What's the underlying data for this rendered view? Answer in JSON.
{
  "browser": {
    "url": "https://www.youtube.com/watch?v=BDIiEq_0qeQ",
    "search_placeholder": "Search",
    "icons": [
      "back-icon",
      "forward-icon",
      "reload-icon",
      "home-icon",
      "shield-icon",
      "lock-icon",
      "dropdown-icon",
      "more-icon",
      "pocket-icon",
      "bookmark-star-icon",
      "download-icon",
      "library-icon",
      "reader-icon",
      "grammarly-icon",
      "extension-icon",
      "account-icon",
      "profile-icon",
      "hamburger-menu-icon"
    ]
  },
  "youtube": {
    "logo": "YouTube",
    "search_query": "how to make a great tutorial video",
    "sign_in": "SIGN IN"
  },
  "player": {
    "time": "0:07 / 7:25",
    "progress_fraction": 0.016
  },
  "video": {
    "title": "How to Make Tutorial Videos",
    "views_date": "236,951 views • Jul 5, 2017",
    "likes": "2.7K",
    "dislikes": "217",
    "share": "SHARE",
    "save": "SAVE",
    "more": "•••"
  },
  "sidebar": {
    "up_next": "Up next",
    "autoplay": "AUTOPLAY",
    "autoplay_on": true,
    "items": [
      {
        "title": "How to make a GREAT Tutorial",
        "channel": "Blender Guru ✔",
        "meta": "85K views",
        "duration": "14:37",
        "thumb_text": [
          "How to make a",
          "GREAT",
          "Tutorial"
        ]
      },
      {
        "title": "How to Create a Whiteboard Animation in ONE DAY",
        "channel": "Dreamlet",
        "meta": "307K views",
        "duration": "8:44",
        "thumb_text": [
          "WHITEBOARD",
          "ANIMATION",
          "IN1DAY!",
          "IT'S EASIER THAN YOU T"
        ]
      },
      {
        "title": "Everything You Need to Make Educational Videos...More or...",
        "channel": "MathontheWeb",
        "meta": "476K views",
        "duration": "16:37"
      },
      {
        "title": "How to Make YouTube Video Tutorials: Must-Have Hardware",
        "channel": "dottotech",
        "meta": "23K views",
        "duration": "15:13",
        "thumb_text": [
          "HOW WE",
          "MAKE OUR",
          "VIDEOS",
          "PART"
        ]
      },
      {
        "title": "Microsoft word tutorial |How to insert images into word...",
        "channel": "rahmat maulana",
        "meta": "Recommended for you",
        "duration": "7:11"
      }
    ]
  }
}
____
* [Your goal]
Tally the lines of the records holding the word "channel", then state only the tally.

* [Exercise solution]
5